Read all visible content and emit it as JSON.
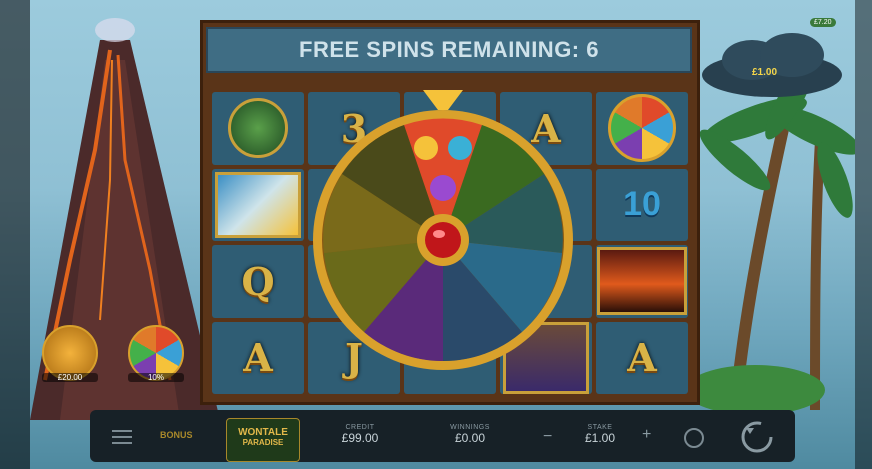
{
  "banner": {
    "text": "FREE SPINS REMAINING: 6"
  },
  "reels": [
    [
      "turtle",
      "3",
      "wheel-top",
      "A",
      "wheel"
    ],
    [
      "wave",
      "",
      "",
      "",
      "10"
    ],
    [
      "Q",
      "",
      "",
      "",
      "volcano"
    ],
    [
      "A",
      "J",
      "",
      "woman",
      "A"
    ]
  ],
  "left_features": [
    {
      "value": "£20.00",
      "icon": "volcano-coin-icon"
    },
    {
      "value": "10%",
      "icon": "wheel-coin-icon"
    }
  ],
  "cloud": {
    "value": "£1.00",
    "badge": "£7.20"
  },
  "bottom_bar": {
    "bonus_label": "BONUS",
    "logo_line1": "WONTALE",
    "logo_line2": "PARADISE",
    "credit_label": "CREDIT",
    "credit_value": "£99.00",
    "winnings_label": "WINNINGS",
    "winnings_value": "£0.00",
    "minus": "−",
    "stake_label": "STAKE",
    "stake_value": "£1.00",
    "plus": "+"
  },
  "colors": {
    "frame": "#5a3418",
    "wheel_rim": "#d9a12c",
    "banner_bg": "#3f6d84"
  }
}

========================================================================

What the task requires> Return each line of the data, keeping its wording exact and omitting pictures.

Output for this task>
Read all visible content and emit it as JSON.
{
  "banner": {
    "text": "FREE SPINS REMAINING: 6"
  },
  "reels": [
    [
      "turtle",
      "3",
      "wheel-top",
      "A",
      "wheel"
    ],
    [
      "wave",
      "",
      "",
      "",
      "10"
    ],
    [
      "Q",
      "",
      "",
      "",
      "volcano"
    ],
    [
      "A",
      "J",
      "",
      "woman",
      "A"
    ]
  ],
  "left_features": [
    {
      "value": "£20.00",
      "icon": "volcano-coin-icon"
    },
    {
      "value": "10%",
      "icon": "wheel-coin-icon"
    }
  ],
  "cloud": {
    "value": "£1.00",
    "badge": "£7.20"
  },
  "bottom_bar": {
    "bonus_label": "BONUS",
    "logo_line1": "WONTALE",
    "logo_line2": "PARADISE",
    "credit_label": "CREDIT",
    "credit_value": "£99.00",
    "winnings_label": "WINNINGS",
    "winnings_value": "£0.00",
    "minus": "−",
    "stake_label": "STAKE",
    "stake_value": "£1.00",
    "plus": "+"
  },
  "colors": {
    "frame": "#5a3418",
    "wheel_rim": "#d9a12c",
    "banner_bg": "#3f6d84"
  }
}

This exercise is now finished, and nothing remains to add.